* _Aim of the task_
Among the entries below, how many lines contain the string "solcher"? Only the number is wanted.
(Exercise data begins)
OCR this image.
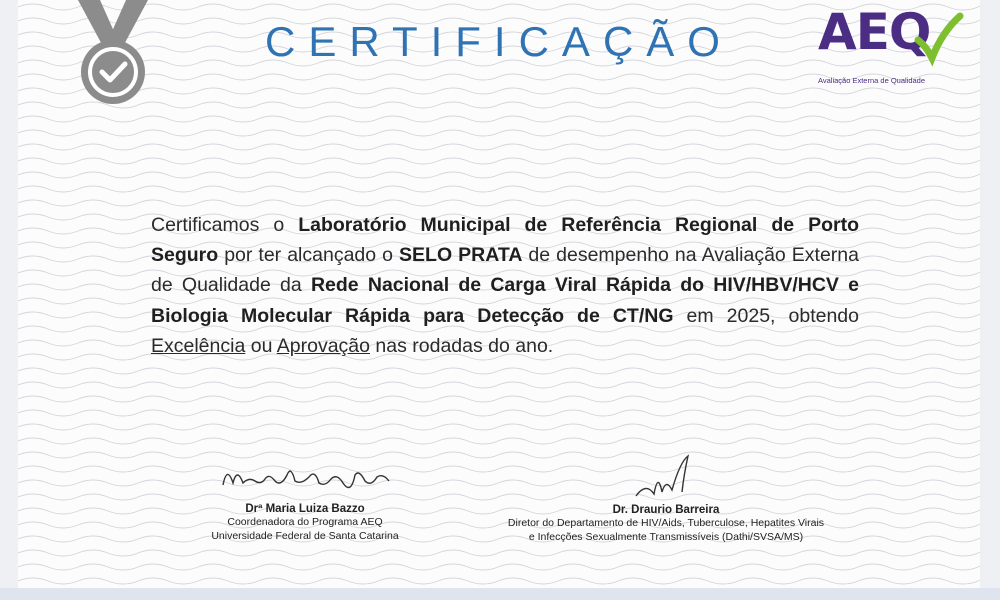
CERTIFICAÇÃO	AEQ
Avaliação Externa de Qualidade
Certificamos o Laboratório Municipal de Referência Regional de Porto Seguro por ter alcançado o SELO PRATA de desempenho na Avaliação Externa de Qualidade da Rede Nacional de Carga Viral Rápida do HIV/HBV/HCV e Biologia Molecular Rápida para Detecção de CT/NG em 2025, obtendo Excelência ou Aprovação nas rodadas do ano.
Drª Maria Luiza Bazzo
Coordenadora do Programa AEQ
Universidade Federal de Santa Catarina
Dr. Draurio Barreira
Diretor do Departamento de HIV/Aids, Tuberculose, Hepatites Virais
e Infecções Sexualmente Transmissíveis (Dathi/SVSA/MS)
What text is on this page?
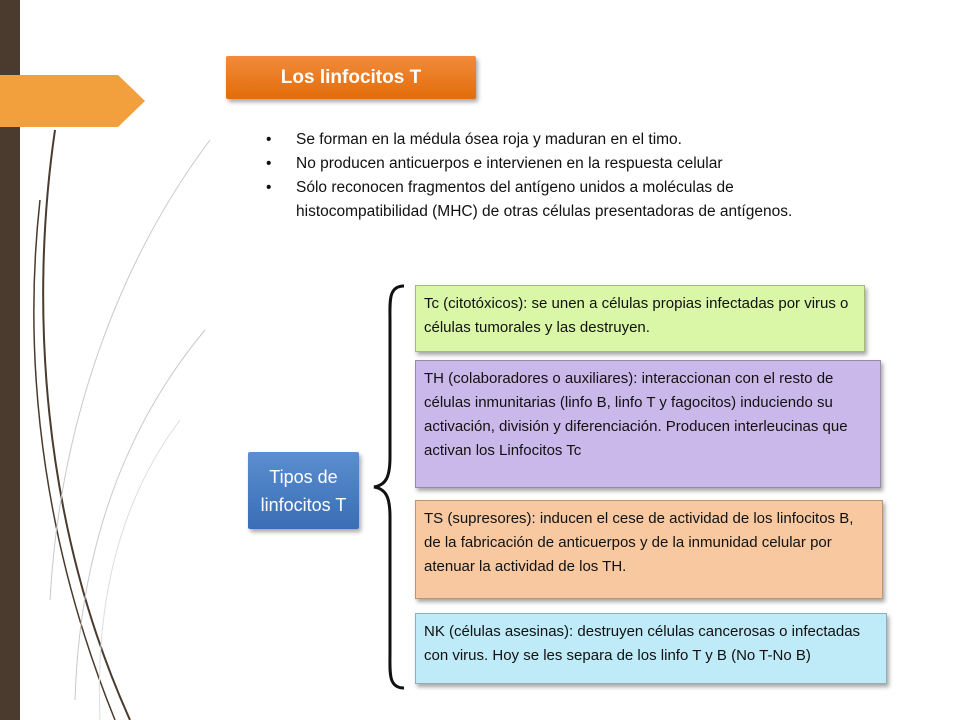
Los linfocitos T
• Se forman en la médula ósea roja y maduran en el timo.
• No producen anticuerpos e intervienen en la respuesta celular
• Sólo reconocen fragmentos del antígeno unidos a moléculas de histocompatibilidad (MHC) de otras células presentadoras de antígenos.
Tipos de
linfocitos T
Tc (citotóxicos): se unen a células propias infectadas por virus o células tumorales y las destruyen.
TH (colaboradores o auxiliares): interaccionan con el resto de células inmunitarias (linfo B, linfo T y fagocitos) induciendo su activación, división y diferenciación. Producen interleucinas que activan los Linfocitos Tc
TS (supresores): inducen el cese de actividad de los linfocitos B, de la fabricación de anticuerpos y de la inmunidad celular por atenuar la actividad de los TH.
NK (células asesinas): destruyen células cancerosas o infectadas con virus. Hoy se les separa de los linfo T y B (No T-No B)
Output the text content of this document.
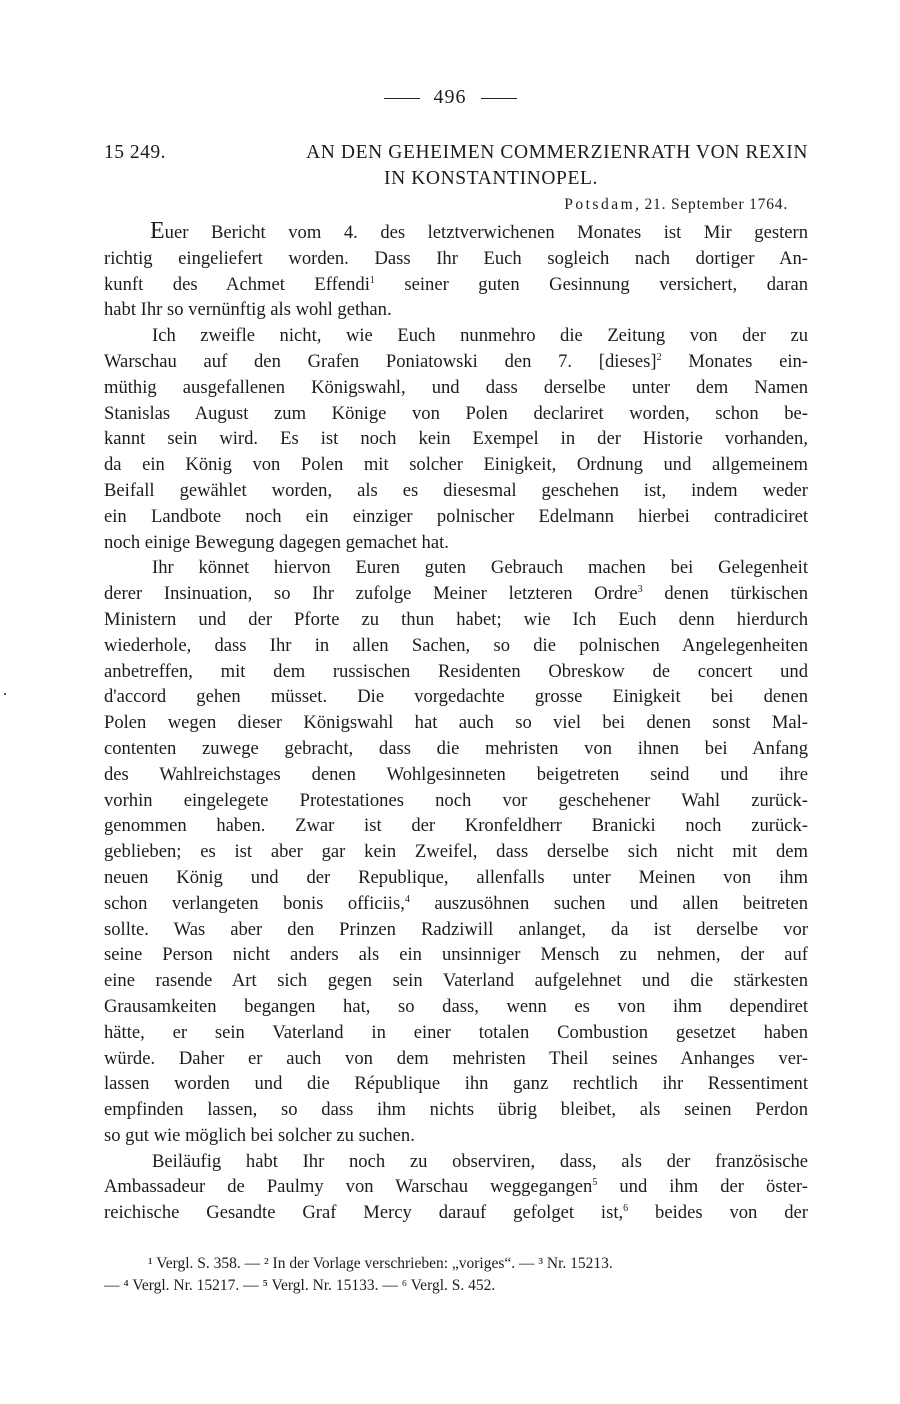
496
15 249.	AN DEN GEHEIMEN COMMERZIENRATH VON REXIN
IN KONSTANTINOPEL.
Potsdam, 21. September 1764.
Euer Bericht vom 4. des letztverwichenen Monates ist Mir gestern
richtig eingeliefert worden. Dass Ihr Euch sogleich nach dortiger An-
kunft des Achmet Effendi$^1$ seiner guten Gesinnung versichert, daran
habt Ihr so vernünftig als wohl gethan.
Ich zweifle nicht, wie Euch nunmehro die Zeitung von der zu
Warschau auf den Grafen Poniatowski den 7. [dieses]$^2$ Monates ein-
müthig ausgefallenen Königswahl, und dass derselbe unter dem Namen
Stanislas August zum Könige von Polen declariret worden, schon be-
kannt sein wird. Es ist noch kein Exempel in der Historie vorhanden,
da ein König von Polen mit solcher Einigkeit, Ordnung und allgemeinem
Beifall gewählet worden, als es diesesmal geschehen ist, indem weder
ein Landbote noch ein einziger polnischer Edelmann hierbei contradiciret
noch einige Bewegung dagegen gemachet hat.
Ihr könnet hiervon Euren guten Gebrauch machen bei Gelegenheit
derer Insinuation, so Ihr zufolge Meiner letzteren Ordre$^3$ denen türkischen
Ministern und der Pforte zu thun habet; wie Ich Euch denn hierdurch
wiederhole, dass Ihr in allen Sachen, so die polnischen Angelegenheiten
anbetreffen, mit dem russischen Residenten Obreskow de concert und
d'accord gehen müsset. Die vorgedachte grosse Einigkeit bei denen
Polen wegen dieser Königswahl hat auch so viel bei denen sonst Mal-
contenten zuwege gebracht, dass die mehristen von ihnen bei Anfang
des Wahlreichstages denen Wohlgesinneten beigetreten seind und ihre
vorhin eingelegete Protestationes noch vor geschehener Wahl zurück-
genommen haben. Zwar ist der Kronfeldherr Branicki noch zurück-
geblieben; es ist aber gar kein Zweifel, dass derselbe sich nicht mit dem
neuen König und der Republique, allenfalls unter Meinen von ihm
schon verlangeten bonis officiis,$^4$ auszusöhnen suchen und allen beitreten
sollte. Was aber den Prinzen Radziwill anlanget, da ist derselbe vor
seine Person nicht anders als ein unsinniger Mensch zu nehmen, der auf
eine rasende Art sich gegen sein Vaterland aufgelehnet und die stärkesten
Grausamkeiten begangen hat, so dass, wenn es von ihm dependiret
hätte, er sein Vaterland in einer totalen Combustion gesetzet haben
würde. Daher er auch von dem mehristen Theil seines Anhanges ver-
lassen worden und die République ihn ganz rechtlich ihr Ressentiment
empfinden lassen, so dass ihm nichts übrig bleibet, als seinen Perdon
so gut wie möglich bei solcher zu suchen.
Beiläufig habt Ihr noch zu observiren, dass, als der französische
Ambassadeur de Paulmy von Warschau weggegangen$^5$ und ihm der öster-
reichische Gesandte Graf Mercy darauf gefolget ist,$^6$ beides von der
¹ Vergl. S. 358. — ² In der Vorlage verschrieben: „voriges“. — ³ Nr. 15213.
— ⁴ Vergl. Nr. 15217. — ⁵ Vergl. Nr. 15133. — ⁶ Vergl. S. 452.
(Exercise data ends)
* _Problem solution_
2